▶ **Stated goal**
Collect every line of the listing that contains the string "table".

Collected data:
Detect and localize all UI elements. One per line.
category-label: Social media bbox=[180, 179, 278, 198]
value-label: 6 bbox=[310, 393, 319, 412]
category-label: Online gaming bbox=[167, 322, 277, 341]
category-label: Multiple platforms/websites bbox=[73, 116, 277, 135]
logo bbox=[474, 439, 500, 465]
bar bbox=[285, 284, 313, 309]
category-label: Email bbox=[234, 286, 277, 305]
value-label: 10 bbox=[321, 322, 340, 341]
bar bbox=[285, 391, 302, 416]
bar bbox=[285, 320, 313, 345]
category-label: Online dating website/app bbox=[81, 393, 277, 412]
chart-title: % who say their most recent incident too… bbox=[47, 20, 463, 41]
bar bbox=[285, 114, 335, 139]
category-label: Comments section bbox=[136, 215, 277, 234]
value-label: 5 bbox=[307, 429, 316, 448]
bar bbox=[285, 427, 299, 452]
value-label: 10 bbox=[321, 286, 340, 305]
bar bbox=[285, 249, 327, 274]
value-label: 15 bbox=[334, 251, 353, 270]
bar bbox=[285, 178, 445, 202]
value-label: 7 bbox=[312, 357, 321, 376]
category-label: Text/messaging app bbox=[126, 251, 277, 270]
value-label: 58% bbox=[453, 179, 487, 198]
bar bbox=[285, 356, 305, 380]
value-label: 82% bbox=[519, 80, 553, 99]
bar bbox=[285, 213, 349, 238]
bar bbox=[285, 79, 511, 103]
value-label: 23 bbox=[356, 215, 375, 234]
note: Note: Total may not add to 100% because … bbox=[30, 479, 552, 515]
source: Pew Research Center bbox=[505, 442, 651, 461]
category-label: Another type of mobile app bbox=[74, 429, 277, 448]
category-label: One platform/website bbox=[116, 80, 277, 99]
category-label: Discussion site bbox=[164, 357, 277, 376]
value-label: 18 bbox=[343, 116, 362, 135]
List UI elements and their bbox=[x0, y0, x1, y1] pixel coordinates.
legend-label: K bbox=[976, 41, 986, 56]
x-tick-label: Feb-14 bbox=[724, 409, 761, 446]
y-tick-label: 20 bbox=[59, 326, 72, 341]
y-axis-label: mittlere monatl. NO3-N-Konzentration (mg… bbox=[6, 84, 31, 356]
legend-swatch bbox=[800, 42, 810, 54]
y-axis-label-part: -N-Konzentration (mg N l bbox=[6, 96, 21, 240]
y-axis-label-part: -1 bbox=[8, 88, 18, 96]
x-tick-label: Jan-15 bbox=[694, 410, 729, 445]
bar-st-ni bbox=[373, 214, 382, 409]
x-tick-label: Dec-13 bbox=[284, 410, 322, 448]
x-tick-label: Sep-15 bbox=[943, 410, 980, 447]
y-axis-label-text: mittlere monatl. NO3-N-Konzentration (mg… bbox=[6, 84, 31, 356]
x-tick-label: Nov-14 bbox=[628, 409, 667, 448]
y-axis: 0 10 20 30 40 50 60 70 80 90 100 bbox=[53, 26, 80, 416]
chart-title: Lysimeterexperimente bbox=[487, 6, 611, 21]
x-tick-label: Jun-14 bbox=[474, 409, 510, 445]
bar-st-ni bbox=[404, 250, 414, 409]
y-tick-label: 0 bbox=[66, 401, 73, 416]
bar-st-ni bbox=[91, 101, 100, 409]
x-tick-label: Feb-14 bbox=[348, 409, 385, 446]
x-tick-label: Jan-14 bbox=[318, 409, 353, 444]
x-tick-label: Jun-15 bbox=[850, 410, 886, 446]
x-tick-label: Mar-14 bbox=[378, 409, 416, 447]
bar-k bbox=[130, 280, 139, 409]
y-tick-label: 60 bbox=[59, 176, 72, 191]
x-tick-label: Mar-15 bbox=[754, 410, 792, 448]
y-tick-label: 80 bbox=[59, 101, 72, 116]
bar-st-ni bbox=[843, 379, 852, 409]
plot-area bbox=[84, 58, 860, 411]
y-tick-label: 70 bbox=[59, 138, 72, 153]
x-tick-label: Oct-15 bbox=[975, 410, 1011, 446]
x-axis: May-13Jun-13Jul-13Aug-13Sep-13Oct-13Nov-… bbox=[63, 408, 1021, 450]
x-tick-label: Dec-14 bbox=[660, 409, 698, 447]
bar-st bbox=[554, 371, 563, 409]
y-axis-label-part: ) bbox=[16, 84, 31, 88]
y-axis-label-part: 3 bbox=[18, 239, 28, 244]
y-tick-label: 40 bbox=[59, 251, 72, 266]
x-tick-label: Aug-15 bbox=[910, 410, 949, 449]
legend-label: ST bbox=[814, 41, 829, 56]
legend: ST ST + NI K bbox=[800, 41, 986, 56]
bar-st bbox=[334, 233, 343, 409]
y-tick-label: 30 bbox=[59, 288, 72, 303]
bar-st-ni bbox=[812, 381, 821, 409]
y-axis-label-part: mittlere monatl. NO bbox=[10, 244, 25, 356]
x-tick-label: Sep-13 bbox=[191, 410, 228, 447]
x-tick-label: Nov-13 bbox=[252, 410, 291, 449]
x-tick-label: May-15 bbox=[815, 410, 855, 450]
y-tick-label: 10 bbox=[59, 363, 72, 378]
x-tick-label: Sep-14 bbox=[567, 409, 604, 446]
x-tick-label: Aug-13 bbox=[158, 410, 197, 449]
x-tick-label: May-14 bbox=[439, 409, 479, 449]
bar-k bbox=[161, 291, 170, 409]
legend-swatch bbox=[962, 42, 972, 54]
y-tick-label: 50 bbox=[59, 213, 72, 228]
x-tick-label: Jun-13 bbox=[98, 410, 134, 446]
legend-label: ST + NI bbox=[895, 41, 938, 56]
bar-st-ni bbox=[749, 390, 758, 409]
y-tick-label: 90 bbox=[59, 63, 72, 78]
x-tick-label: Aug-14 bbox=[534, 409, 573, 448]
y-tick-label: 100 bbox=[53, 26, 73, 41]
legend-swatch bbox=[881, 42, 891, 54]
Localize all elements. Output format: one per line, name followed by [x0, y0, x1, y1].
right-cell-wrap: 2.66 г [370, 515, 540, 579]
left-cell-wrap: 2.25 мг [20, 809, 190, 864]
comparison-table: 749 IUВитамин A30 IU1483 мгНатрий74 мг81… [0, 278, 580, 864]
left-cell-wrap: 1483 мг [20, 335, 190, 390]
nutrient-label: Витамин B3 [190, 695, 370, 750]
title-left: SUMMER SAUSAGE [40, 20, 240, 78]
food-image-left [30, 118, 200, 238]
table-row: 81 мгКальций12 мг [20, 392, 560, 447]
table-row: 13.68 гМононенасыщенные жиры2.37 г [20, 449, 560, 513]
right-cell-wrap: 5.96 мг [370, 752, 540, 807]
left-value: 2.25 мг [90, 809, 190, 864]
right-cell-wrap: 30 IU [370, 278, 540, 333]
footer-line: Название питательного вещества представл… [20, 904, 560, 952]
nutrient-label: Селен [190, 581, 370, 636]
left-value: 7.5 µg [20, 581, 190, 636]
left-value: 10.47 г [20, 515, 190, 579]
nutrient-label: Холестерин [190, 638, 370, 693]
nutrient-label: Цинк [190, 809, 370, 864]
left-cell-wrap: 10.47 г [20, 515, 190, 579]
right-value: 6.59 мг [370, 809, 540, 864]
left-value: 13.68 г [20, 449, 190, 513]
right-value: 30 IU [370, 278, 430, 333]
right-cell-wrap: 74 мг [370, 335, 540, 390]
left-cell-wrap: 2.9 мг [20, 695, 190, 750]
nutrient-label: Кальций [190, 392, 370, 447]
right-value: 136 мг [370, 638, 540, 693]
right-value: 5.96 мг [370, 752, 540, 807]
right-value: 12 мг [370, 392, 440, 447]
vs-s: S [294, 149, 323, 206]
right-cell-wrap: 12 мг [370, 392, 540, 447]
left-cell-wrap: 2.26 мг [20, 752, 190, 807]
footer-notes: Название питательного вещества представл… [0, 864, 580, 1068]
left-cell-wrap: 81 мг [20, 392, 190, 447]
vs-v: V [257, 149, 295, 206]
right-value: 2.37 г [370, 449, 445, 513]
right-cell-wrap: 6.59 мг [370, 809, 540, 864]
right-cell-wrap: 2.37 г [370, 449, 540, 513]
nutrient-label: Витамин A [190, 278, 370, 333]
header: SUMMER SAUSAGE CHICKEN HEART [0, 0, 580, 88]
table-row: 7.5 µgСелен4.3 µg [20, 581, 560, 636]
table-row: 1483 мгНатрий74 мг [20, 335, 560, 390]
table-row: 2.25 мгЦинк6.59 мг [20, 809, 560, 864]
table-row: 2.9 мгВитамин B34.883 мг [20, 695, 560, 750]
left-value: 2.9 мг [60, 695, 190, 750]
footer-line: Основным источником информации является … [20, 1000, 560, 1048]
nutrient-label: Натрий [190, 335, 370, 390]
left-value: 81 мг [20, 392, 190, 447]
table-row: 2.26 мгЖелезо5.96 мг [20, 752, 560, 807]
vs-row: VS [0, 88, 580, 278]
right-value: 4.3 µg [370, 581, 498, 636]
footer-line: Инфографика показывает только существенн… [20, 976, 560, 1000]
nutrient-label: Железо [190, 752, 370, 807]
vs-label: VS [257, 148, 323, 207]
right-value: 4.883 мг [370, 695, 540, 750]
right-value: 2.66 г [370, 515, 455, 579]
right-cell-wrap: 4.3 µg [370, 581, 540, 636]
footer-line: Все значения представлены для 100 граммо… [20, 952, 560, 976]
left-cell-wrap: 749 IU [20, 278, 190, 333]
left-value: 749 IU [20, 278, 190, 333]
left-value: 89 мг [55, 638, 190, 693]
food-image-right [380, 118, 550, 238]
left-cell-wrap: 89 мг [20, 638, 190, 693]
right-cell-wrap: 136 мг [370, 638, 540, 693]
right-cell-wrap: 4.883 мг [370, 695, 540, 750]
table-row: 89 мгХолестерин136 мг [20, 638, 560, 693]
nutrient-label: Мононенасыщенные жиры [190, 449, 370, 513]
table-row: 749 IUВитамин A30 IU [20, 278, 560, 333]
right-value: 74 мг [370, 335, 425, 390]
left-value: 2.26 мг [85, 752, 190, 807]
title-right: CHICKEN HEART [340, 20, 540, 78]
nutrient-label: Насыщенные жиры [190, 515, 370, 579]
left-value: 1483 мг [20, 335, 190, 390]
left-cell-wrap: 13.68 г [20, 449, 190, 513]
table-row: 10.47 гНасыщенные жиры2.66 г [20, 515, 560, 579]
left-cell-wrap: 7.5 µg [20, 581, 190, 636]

▶ **Written response**
comparison-table: 749 IUВитамин A30 IU1483 мгНатрий74 мг81… [0, 278, 580, 864]
table-row: 81 мгКальций12 мг [20, 392, 560, 447]
table-row: 13.68 гМононенасыщенные жиры2.37 г [20, 449, 560, 513]
table-row: 7.5 µgСелен4.3 µg [20, 581, 560, 636]
table-row: 1483 мгНатрий74 мг [20, 335, 560, 390]
table-row: 2.25 мгЦинк6.59 мг [20, 809, 560, 864]
table-row: 2.9 мгВитамин B34.883 мг [20, 695, 560, 750]
table-row: 2.26 мгЖелезо5.96 мг [20, 752, 560, 807]
table-row: 89 мгХолестерин136 мг [20, 638, 560, 693]
table-row: 749 IUВитамин A30 IU [20, 278, 560, 333]
table-row: 10.47 гНасыщенные жиры2.66 г [20, 515, 560, 579]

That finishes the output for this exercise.